Requisiti:
[1] Rispondi alle domande seguenti sul brano sui missionari, una per riga:
(a) A che cosa si dedicarono i missionari e le missionarie?
(b) Quale azione è indicata come una delle prioritarie in tutta questa storia?
(c) Quale anno è riportato accanto al Territorio Indigeno Yanomami?
[2] Inserisci in un elenco numerato le righe dei record dalla riga con "home-circle-icon [191,775,209,793]" alla riga con "x-tick-label: Wed [153,665,177,679]", entrambe incluse, tralasciando le righe vuote.

Estratto del documento:
========
I missionari, sacerdoti e fratelli, e le missionarie si dedicarono all'evangelizzazione e alla promozione umana, formando leader cristiani, costruendo chiese, case di missione, scuole, ospedali e altre strutture.

È importante sottolineare che una delle azioni prioritarie in tutta questa storia è stato l'avvicinamento e l'accompagnamento delle popolazioni indigene presenti nella regione per mezzo del quale si rispondeva alle esigenze e alle nuove sensibilità pastorali. 

I Missionari ebbero un ruolo importante nell’organizzazione del movimento indigeno e il loro accompagnamento è stato decisivo per la demarcazione e l'omologazione di Terre Indigene come il Territorio Indigeno di São Marcos (1991), il Territorio Indigeno Yanomami (1992) e il Territorio Indigeno Raposa Serra do Sol (2005).
========
Materiale dell'esercizio:
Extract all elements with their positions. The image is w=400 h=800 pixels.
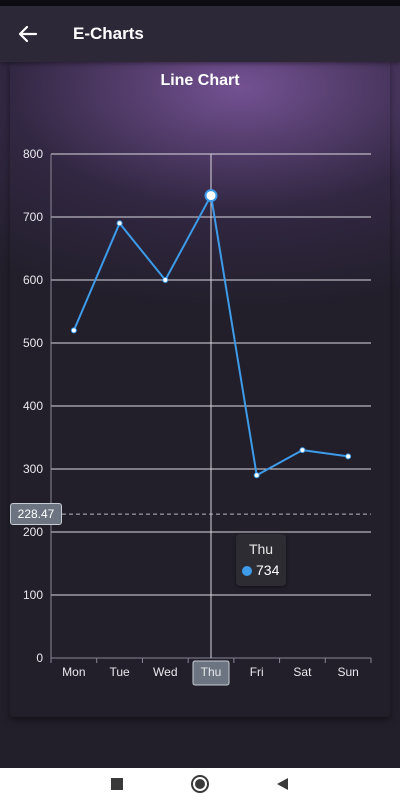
home-circle-icon [191,775,209,793]
x-tick-label: Sat [293,665,312,679]
x-tick-label: Tue [109,665,130,679]
home-button[interactable] [180,768,220,800]
y-tick-label: 700 [23,210,43,224]
back-triangle-icon [277,778,288,790]
back-nav-button[interactable] [262,768,302,800]
reference-line-label: 228.47 [10,503,62,525]
status-bar [0,0,400,6]
x-tick-label: Wed [153,665,177,679]
arrow-back-icon [18,25,38,43]
back-button[interactable] [0,6,56,62]
chart-title: Line Chart [160,72,240,89]
line-chart[interactable]: 0 100 200 300 400 500 600 700 800 Mon Tue Wed Thu Fri… [0,0,400,720]
x-tick-label: Mon [62,665,85,679]
app-title: E-Charts [73,24,144,43]
data-point [70,327,77,334]
app-bar: E-Charts [0,6,400,62]
y-tick-label: 400 [23,399,43,413]
recents-button[interactable] [97,768,137,800]
x-tick-label: Fri [250,665,264,679]
chart-tooltip: Thu 734 [236,534,286,586]
data-point [345,453,352,460]
data-point-highlighted [204,189,218,203]
data-point [299,447,306,454]
tooltip-series-dot [242,566,252,576]
x-tick-label: Sun [337,665,358,679]
tooltip-category: Thu [248,541,274,557]
highlighted-category-box [192,660,230,686]
background-glow [0,62,400,382]
data-point [162,277,169,283]
data-point [253,472,260,479]
y-tick-label: 300 [23,462,43,476]
y-tick-label: 100 [23,588,43,602]
y-tick-label: 500 [23,336,43,350]
x-tick-label: Thu [201,665,222,679]
recents-square-icon [111,778,123,790]
y-tick-label: 800 [23,147,43,161]
data-point [116,220,123,227]
tooltip-value: 734 [256,562,280,578]
y-tick-label: 200 [23,525,43,539]
system-nav-bar [0,768,400,800]
y-tick-label: 600 [23,273,43,287]
y-tick-label: 0 [36,651,43,665]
========
Risposte:
[1]
(a) All'evangelizzazione e alla promozione umana.
(b) L'avvicinamento e l'accompagnamento delle popolazioni indigene presenti nella regione.
(c) Il 1992.

[2]
1. home-circle-icon [191,775,209,793]
2. x-tick-label: Sat [293,665,312,679]
3. x-tick-label: Tue [109,665,130,679]
4. home-button[interactable] [180,768,220,800]
5. y-tick-label: 700 [23,210,43,224]
6. back-triangle-icon [277,778,288,790]
7. back-nav-button[interactable] [262,768,302,800]
8. reference-line-label: 228.47 [10,503,62,525]
9. status-bar [0,0,400,6]
10. x-tick-label: Wed [153,665,177,679]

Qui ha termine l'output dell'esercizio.